Aufgaben:
1. Gib den Abschnitt der Kritik zu „Die Ermüdeten“ wortgetreu wieder, beginnend bei „Der österreichische Autor“ und endend bei „sind auch dabei!“.
2. Führe die Kritik zu „Die Ermüdeten“ im Anschluss an ihren letzten Satz weiter.

Die Ermüdeten | Schauspiel Leipzig

deine freundlichkeit hat etwas gewaltätiges

Die Party ist Gange. Mehr so die edle Sorte: Yuppie-Wohnung, so-eine-geile-Aussicht!-Dachterrasse, Asia-Catering (So lecker!) und Biobier. Natürlich hat keiner Bock. Natürlich sind trotzdem alle da. Ich party, also bin ich.

Die Emüdeten © Rolf Arnold
Die Emüdeten © Rolf Arnold

Der österreichische Autor Bernd Studlar hat seine » Ermüdeten ziemlich kalten Auges beobachtet, beim hinter den falschen Göttern (Biobier! Life-Coach! Privatschule!) Herjagen, beim immer-weiter-strampeln-(müssen), um der inneren Leere zu entkommen.

Das sind nicht alles meine Freunde, ein paar Bekannte sind auch dabei!

Regisseurin Claudia Bauer greift diese oft böse, manchesmal aber auch arg allgemeinplatzhaltige Versuchsanordnung auf. Sie steckt ihre Spieler samt und sonders in lange Satinkleider, setzt ihnen Masken auf (die sich von Puppenhauspuppen mit porzellaniger Glätte über Gremlin-ähnliche Fellmützen bis zu schrägen Vögeln wandeln) und sperrt sie in eine Art Gummizelle mit Wänden aus gerafftem Vorhangstoff.

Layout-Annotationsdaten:
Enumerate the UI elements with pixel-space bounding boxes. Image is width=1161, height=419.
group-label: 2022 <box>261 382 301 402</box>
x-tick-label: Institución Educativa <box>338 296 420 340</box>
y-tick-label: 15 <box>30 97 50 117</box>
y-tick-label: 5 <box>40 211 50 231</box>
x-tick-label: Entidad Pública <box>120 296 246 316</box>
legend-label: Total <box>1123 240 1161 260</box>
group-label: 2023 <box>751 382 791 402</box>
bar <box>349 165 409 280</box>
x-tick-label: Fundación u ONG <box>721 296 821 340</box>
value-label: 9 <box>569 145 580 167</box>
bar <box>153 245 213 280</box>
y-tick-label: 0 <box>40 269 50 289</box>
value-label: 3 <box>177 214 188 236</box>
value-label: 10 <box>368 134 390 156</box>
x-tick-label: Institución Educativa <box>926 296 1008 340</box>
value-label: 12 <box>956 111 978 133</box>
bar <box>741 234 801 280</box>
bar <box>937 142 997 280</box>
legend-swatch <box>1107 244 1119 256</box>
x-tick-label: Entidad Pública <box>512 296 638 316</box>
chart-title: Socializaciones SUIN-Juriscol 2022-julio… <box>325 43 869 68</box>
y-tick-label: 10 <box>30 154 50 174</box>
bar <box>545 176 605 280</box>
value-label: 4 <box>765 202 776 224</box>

Antworten:
1.
Der österreichische Autor Bernd Studlar hat seine » Ermüdeten ziemlich kalten Auges beobachtet, beim hinter den falschen Göttern (Biobier! Life-Coach! Privatschule!) Herjagen, beim immer-weiter-strampeln-(müssen), um der inneren Leere zu entkommen.

Das sind nicht alles meine Freunde, ein paar Bekannte sind auch dabei!

2.
So des Gesichtes und der meisten individuellen Züge beraubt,bleibt ihnen nicht einmal die eigene Stimme: Virtous wechseln die sechs Schauspieler-Sprecher vom wortlosen Spiel in der Mitte hinter die Mikrofone am Bühnenrand und leihen dort den anderen gerade stumm Spielenden ihre Stimme. Das ist konsequent – ist hier doch niemand mehr bei sich, entlarvt die Diskrepanzen zwischen Worten und Körpersprache und zaubert zarte, tragikomische Momente. Wie sich Katharina Schmidt mit ihren viel zu langen Ärmeln und dadurch vor allem zum Festhalten unbrauchbaren Armen herumschlägt, ist wunderbar.

Das akustische Spiel mit starken Stimmencollagen rhythmisiert den Text, die schräge Choreografie verleiht der Szenerie etwas hübsch-gruselig Marionettenhaftes. Wenn die Inszenierung aber ab und an ein wenig hängt, zuviel vom Gleichen zu lange loopt, scheinen die Schwächen der Vorlage deutlicher durch, die an einigen Stellen sehr platitüdelig (Biobier! Privatschule! Life-Coach!) daherkommt.

Was bin ich? Und, wenn ja, warum?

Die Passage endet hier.